Take each line that has the word "JSON" and return it.

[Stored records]
* start *

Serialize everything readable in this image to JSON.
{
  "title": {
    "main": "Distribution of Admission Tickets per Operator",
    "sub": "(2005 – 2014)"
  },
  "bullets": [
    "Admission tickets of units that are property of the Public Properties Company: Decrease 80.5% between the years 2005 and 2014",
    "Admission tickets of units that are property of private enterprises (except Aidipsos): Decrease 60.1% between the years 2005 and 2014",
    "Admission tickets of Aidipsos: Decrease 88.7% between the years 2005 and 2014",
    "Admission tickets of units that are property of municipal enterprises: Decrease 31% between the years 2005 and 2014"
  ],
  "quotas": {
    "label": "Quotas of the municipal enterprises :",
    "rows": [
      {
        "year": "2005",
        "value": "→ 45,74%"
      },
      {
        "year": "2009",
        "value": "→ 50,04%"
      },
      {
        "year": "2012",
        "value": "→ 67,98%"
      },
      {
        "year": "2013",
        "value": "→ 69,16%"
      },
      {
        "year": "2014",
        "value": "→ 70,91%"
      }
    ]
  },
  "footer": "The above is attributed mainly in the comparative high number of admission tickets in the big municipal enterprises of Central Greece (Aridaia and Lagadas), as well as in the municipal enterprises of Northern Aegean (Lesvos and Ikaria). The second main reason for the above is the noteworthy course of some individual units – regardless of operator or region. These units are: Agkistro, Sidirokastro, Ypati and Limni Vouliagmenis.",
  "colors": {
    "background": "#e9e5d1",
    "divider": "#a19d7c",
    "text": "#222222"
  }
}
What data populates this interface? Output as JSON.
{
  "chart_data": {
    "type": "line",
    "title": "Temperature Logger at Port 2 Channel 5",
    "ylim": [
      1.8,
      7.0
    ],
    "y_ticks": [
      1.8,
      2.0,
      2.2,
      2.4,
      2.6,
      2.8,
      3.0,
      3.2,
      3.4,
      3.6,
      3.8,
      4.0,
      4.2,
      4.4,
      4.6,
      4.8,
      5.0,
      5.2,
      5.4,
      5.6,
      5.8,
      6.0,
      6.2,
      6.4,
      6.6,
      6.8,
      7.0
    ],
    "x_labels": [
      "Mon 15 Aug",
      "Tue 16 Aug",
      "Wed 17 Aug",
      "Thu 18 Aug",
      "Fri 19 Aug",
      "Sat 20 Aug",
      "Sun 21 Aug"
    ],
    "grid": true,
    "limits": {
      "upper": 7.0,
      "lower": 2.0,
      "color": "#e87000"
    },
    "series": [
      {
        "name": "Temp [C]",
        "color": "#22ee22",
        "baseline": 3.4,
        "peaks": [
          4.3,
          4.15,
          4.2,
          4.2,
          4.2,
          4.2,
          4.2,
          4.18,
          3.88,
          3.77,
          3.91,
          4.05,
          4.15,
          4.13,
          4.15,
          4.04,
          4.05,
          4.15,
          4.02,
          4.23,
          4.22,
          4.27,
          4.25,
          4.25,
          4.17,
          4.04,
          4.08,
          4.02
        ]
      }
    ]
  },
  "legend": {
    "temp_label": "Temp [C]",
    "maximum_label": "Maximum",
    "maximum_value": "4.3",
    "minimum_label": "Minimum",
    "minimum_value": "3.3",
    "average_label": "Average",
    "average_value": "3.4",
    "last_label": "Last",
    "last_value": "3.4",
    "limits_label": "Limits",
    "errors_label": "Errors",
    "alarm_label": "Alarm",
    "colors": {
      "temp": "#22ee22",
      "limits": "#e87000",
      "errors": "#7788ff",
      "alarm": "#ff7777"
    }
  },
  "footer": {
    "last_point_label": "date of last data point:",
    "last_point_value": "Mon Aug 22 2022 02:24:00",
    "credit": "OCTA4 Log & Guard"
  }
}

* end *

--- Written solution ---
Serialize everything readable in this image to JSON.
What data populates this interface? Output as JSON.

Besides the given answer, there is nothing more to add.